Goal of the exercise = Reproduce the data below in full and exclude every picture.

Entries =
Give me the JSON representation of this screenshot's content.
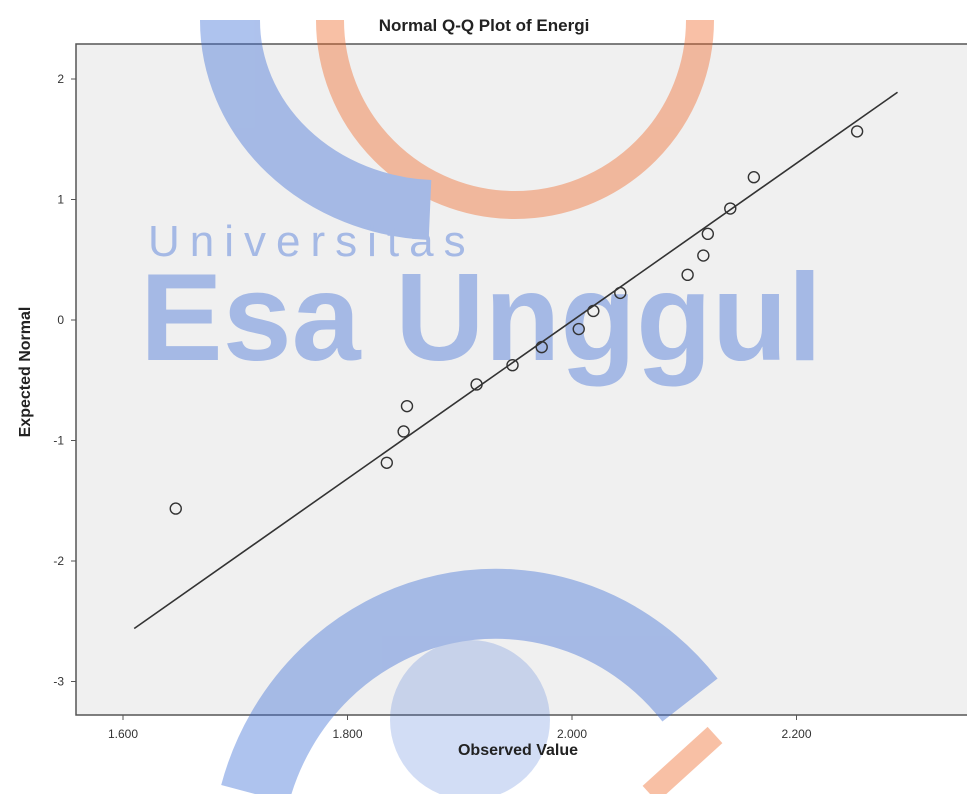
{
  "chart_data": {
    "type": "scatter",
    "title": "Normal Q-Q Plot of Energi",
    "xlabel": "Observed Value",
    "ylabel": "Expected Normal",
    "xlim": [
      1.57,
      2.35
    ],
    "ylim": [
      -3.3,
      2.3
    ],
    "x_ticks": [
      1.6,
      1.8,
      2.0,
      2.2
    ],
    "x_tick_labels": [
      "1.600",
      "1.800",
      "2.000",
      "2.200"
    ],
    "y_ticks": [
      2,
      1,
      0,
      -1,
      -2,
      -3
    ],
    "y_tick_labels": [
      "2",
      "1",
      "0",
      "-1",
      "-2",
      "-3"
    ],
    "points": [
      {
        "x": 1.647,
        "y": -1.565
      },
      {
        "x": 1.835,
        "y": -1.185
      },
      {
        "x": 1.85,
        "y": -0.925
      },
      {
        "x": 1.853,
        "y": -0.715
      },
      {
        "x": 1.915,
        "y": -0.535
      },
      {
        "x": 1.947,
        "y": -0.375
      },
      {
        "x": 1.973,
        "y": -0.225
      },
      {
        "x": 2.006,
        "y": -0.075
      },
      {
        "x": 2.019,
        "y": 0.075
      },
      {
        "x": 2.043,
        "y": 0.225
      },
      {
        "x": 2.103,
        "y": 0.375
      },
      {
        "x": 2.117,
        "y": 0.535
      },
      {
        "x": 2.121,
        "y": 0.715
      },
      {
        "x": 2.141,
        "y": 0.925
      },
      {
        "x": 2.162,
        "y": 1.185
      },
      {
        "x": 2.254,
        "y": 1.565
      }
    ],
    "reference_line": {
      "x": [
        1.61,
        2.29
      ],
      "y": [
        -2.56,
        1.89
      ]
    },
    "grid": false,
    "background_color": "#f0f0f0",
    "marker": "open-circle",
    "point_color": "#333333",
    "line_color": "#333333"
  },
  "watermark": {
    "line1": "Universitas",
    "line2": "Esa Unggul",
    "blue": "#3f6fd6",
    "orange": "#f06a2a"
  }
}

Result of this task =
Give me the JSON representation of this screenshot's content.
{
  "chart_data": {
    "type": "scatter",
    "title": "Normal Q-Q Plot of Energi",
    "xlabel": "Observed Value",
    "ylabel": "Expected Normal",
    "xlim": [
      1.57,
      2.35
    ],
    "ylim": [
      -3.3,
      2.3
    ],
    "x_ticks": [
      1.6,
      1.8,
      2.0,
      2.2
    ],
    "x_tick_labels": [
      "1.600",
      "1.800",
      "2.000",
      "2.200"
    ],
    "y_ticks": [
      2,
      1,
      0,
      -1,
      -2,
      -3
    ],
    "y_tick_labels": [
      "2",
      "1",
      "0",
      "-1",
      "-2",
      "-3"
    ],
    "points": [
      {
        "x": 1.647,
        "y": -1.565
      },
      {
        "x": 1.835,
        "y": -1.185
      },
      {
        "x": 1.85,
        "y": -0.925
      },
      {
        "x": 1.853,
        "y": -0.715
      },
      {
        "x": 1.915,
        "y": -0.535
      },
      {
        "x": 1.947,
        "y": -0.375
      },
      {
        "x": 1.973,
        "y": -0.225
      },
      {
        "x": 2.006,
        "y": -0.075
      },
      {
        "x": 2.019,
        "y": 0.075
      },
      {
        "x": 2.043,
        "y": 0.225
      },
      {
        "x": 2.103,
        "y": 0.375
      },
      {
        "x": 2.117,
        "y": 0.535
      },
      {
        "x": 2.121,
        "y": 0.715
      },
      {
        "x": 2.141,
        "y": 0.925
      },
      {
        "x": 2.162,
        "y": 1.185
      },
      {
        "x": 2.254,
        "y": 1.565
      }
    ],
    "reference_line": {
      "x": [
        1.61,
        2.29
      ],
      "y": [
        -2.56,
        1.89
      ]
    },
    "grid": false,
    "background_color": "#f0f0f0",
    "marker": "open-circle",
    "point_color": "#333333",
    "line_color": "#333333"
  },
  "watermark": {
    "line1": "Universitas",
    "line2": "Esa Unggul",
    "blue": "#3f6fd6",
    "orange": "#f06a2a"
  }
}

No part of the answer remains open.